→ CONSIGNE:
Donnez la suite de l'article sur les Microfictions de Régis Jauffret, en reprenant juste après sa dernière phrase.

→ EXTRAIT DU DOCUMENT:
———

De A comme « Aglaé » à Z comme « Zéro baise », Régis Jauffret reprend la forme des histoires en une page et demie pour radiographier nos désastres.

Dans une écriture à l’os, les nouvelles Microfictions de Régis Jauffret nous font entrer dans la tête cabossée de nos contemporains et dans l’enfer de vivre. Le couple, la famille, le travail, tout passe à la moulinette de ces récits compressés où la noirceur et le pathétique dominent, non sans une forme paradoxale de comique et de jubilation alors même que la mort apparaît bien souvent comme la meilleure solution. « Toutes les vies à la fois », note l’auteur sur la quatrième de couverture de ce « roman » paru onze ans après une première série de Microfictions (Gallimard, 2007), où la quatrième de couverture proclamait cette fois : « Je est tout le monde et n’importe qui ». Les individus sont seuls et médiocres et l’intimité n’est jamais un recours, elle semble même interdite, dans cette version 2018 qui fait la part belle aux réseaux sociaux et où on trouve des échos violents du nihilisme et du terrorisme. L’ensemble suit l’ordre alphabétique des titres, et propose un dictionnaire incongru du monde contemporain, et notamment de ses habitants les plus déclassés et les plus démunis : « Je dormirai blotti contre vous. Je ne prendrai pas de douche, ne prévoyez pas non plus de brosse à dents. Je veux que vous respiriez toute la nuit mon odeur d’homme de rue. » Le temps avale tout sur son passage et rien ne lui résiste : « Une vie vieillit comme un corps. Parfois beaucoup plus vite que le nôtre. À force de satiété, elle grossit, s’empâte, devient ennuyeuse comme le bonheur sait l’être quand il dure trop longtemps. »

———

→ LIGNES ENREGISTRÉES:

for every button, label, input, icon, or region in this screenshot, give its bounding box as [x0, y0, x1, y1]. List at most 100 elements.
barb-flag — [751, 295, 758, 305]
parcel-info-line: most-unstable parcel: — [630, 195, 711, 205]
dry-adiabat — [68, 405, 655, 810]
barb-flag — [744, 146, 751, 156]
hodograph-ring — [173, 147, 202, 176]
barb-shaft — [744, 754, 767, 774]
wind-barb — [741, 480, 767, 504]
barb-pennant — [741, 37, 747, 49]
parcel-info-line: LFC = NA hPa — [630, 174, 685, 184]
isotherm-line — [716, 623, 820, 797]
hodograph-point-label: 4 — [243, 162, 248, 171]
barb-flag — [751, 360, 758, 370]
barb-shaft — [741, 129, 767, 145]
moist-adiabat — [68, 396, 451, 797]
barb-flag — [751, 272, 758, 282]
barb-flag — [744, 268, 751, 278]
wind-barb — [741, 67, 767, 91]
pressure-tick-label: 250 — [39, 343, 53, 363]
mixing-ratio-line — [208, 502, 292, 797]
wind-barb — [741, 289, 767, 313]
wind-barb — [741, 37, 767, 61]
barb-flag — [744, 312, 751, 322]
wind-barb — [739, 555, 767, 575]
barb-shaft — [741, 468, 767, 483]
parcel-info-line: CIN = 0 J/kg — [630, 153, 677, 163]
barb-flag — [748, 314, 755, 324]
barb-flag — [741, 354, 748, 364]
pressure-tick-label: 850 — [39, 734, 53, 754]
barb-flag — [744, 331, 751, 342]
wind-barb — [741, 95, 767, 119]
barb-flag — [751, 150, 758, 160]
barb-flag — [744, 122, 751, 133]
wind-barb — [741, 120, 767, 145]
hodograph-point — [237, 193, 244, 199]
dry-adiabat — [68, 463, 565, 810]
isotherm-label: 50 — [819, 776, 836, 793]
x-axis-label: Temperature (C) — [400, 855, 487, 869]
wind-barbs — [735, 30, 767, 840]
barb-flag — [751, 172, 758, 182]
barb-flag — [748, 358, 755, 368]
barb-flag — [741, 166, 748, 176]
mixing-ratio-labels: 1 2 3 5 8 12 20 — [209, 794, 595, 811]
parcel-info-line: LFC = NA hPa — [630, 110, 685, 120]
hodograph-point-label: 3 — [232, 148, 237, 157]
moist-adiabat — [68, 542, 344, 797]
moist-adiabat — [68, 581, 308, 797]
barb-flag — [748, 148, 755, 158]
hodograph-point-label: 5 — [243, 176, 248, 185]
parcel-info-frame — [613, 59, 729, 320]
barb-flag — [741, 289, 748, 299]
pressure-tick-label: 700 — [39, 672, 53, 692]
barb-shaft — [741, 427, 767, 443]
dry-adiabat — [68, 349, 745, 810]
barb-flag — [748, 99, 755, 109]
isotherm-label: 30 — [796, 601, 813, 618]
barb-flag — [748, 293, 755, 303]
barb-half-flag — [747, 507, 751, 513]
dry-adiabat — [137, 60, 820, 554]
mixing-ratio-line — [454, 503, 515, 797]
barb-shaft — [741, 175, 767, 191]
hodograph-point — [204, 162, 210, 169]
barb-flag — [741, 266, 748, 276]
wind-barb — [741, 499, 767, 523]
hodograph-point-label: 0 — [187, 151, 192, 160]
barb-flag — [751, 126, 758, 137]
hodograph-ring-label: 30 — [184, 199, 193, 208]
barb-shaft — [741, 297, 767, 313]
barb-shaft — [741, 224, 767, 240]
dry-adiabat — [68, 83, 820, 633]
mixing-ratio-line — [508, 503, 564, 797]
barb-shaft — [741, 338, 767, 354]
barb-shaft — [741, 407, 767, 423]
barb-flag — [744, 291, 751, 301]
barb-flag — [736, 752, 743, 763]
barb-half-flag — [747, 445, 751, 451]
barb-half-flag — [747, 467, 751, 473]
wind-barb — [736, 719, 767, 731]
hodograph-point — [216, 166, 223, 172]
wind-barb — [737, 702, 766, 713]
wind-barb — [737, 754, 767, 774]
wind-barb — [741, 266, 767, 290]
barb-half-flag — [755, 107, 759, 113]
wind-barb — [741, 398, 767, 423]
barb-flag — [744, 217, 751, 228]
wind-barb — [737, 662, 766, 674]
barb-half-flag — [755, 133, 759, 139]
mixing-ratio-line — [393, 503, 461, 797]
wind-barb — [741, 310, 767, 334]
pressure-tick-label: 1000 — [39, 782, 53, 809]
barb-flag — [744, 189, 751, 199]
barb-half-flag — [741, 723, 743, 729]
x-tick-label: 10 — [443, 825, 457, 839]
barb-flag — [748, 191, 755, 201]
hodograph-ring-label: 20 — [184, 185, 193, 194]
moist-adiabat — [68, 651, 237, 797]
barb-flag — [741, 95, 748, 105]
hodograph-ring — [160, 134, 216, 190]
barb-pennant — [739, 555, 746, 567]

———

→ RÉPONSE:
Mille pages de trouvailles et de variations pour un musée des horreurs et des peurs

Les titres annoncent la couleur atroce de ces vignettes désastreuses : « Paysage sans issue », « Orgie de mélancolie », « Interventions chirurgicales punitives », « Glaçons de sang »… Tout humanisme est tourné en dérision, comme l’idée d’une littérature du care, supposée soigner le monde, telle que l’analyse le dernier essai d’Alexandre Gefen, Réparer le monde. La littérature française face au XXIe siècle (José Corti, 2017). La variation sur le fameux titre d’Emmanuel Carrère, D’autres vies que la mienne (POL, 2009), est sans appel : « Je lui dis de s’asseoir à côté de moi, de plonger sa main septuagénaire qui ne me fait plus d’effet depuis longtemps mais permet à mon pénis d’entrer en contact avec d’autres doigts que les miens. » L’imagination est définie comme « cet organe des traîne-savates ». Il en faut pourtant beaucoup pour enchaîner ces histoires horribles en asphyxiant le lecteur, tout en le maintenant dans une sorte de manque que seule l’histoire suivante viendra combler, et cela presque à l’infini, dans un plaisir délicieux et coupable de se regarder encore dans ce miroir déformant, où la folie affleure à chaque page, entre ironie salutaire et pathétique.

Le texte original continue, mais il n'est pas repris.